Extracted entries
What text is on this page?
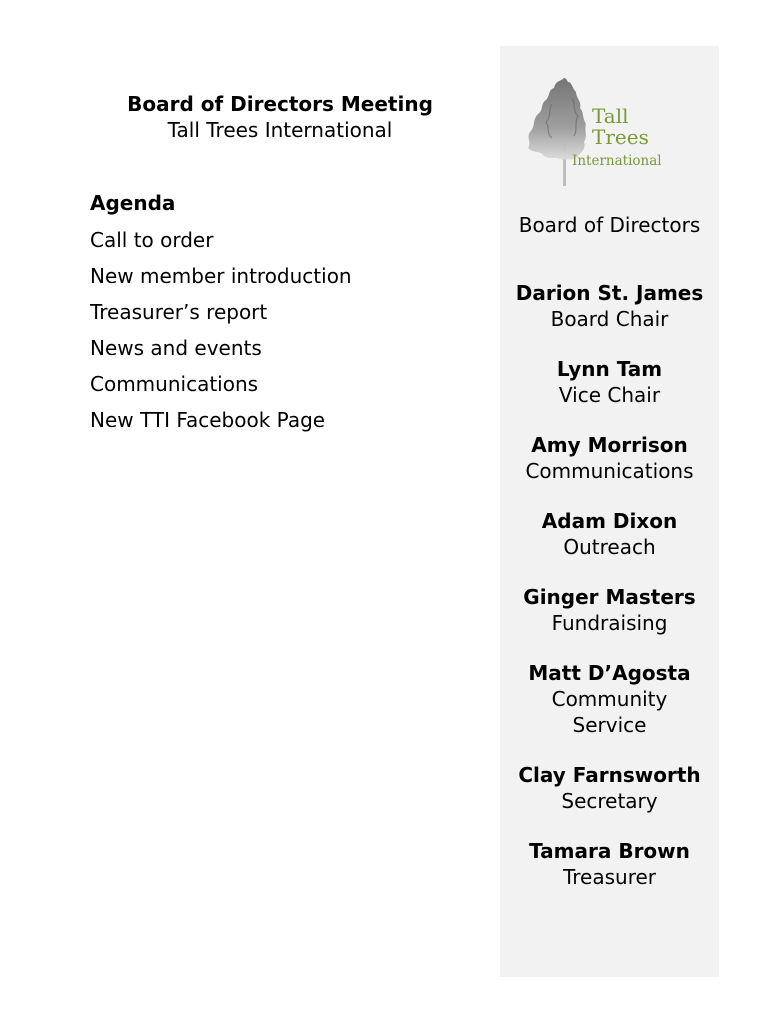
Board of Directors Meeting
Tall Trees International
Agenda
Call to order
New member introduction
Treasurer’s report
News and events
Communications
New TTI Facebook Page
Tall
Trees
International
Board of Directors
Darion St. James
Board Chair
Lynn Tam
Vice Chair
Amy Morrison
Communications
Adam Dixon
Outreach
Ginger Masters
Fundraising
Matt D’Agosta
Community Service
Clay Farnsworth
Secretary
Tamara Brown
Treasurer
...
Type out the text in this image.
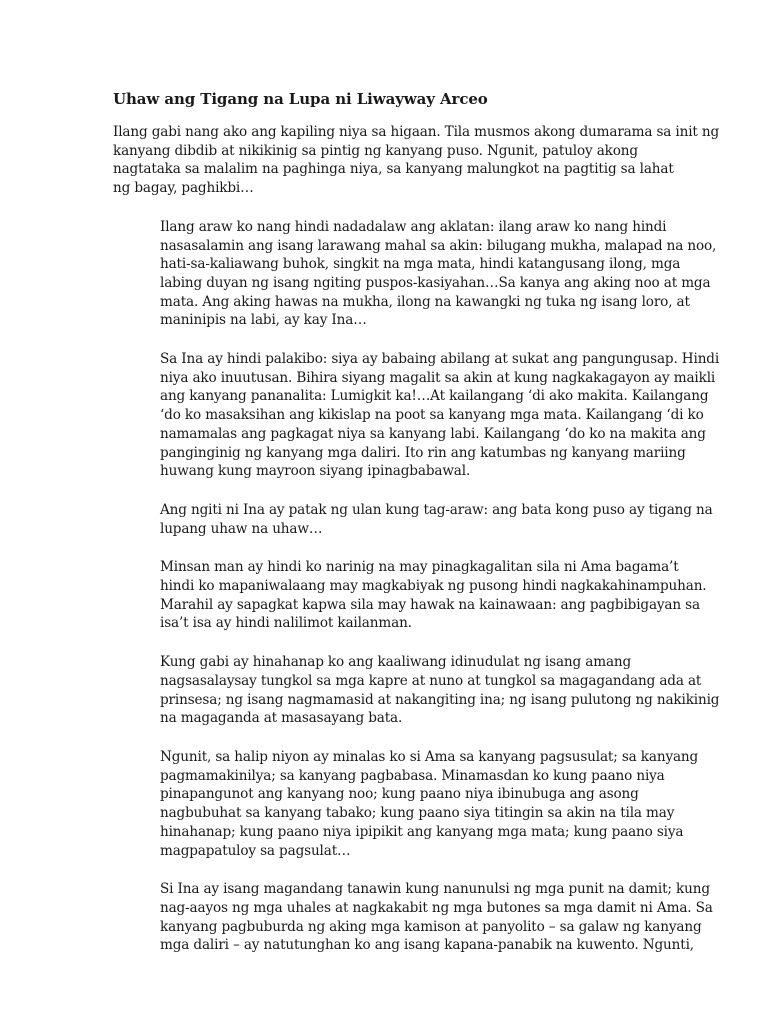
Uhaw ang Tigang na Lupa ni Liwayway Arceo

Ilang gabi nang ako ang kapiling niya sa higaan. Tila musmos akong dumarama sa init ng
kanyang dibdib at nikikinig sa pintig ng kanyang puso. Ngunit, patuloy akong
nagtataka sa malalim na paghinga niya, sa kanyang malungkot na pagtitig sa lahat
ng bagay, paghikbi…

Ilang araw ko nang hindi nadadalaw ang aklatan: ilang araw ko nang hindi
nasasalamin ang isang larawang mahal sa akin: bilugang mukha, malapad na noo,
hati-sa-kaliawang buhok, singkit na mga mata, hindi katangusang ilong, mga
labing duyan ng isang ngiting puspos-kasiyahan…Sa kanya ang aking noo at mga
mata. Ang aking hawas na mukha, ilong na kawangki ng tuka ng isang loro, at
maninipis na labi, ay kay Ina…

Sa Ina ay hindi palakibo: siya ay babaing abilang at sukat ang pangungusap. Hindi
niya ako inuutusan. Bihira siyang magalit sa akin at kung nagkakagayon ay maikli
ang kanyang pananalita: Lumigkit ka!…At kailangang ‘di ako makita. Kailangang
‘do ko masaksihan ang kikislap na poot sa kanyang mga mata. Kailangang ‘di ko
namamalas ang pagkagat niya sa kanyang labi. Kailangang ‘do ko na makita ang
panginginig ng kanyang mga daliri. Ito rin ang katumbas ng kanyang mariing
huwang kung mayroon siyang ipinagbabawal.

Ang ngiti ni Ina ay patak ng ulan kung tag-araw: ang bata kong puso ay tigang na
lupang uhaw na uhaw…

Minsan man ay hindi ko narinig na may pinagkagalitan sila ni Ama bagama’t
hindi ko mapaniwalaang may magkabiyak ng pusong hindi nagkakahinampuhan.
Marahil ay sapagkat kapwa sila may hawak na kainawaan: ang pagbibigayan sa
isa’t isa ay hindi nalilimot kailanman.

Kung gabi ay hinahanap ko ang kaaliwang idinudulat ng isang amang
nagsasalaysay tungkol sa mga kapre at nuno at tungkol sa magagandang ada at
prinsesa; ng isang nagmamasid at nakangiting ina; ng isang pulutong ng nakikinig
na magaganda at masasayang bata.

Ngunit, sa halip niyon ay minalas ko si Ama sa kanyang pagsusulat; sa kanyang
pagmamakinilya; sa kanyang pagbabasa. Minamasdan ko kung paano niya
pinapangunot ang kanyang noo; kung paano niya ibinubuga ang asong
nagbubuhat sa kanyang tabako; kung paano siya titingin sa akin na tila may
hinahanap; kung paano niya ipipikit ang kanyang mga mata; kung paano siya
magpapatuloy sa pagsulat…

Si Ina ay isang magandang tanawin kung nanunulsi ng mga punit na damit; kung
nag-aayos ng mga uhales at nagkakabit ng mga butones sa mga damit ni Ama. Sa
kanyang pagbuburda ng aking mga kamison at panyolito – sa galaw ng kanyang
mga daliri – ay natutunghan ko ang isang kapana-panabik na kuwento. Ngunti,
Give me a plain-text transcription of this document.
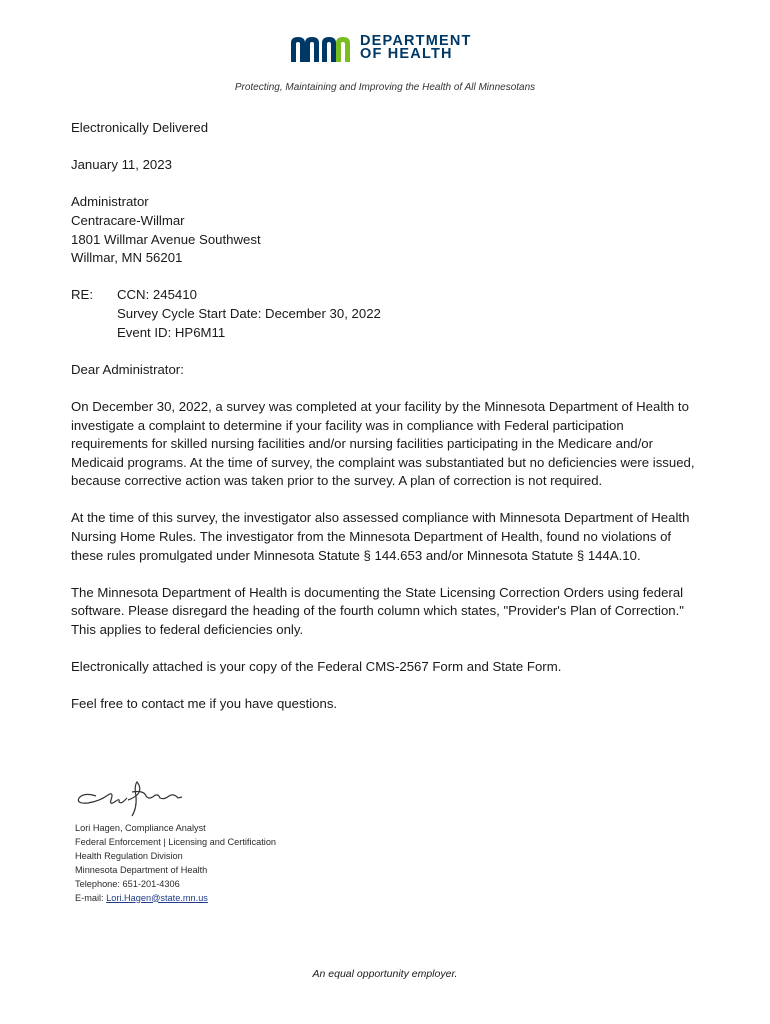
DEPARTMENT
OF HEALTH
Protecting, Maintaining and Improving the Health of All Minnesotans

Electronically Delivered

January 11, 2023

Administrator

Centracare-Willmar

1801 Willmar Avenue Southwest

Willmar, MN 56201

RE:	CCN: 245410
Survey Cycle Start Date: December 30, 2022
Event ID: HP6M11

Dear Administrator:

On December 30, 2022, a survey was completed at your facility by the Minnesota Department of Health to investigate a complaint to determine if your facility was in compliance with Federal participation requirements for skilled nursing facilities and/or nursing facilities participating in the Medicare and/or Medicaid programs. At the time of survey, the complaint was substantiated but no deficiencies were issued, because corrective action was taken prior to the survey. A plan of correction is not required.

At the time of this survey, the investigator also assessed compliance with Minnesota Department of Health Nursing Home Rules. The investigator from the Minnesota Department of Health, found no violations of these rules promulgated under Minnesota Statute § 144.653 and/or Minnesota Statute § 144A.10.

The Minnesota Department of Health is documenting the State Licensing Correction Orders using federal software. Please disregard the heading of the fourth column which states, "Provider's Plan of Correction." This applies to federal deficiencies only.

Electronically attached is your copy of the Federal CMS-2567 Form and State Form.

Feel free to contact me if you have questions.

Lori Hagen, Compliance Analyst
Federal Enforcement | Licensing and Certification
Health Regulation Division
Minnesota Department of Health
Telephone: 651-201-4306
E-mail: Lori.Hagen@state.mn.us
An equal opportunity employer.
--
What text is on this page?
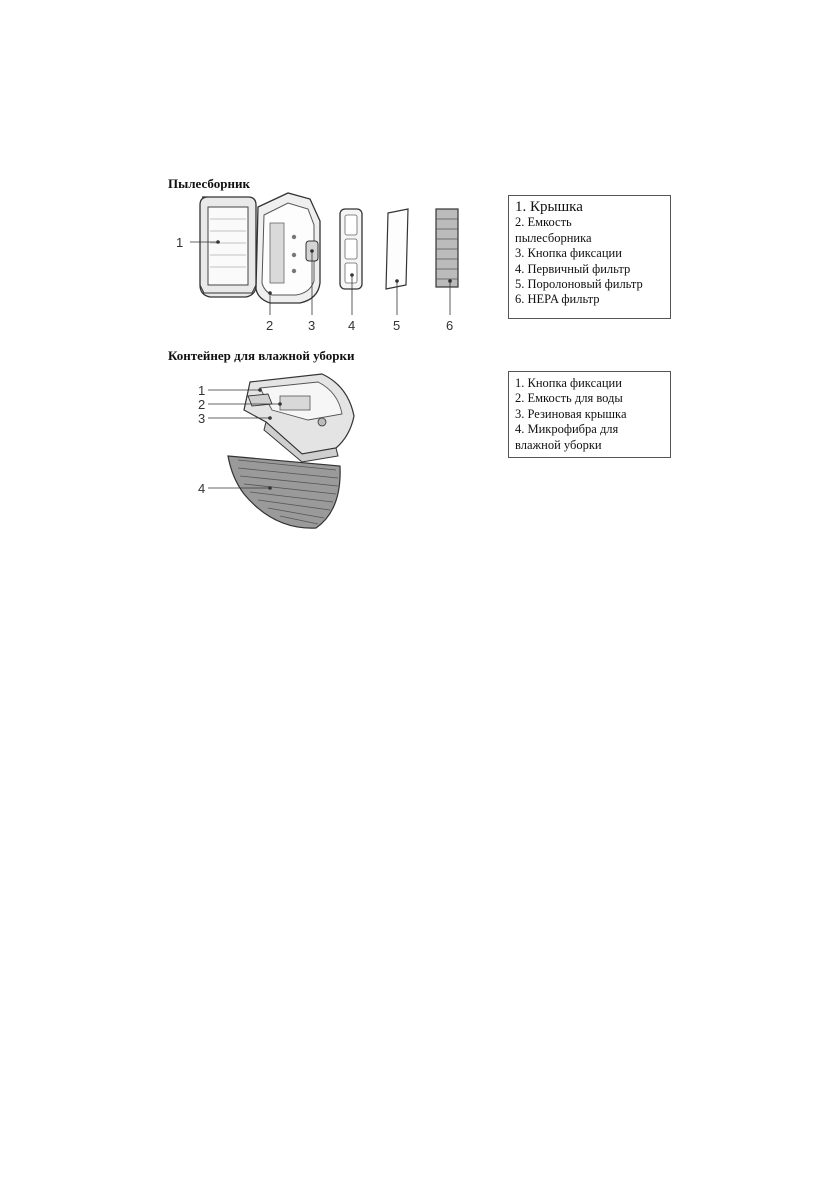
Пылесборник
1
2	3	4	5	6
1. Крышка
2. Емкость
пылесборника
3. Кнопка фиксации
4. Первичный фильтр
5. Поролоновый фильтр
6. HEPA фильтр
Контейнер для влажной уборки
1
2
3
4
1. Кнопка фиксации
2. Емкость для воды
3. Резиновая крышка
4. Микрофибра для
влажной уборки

To do
Among the entries above, how many lines include the word "aking"? Reply with the number only.

Exercise result
3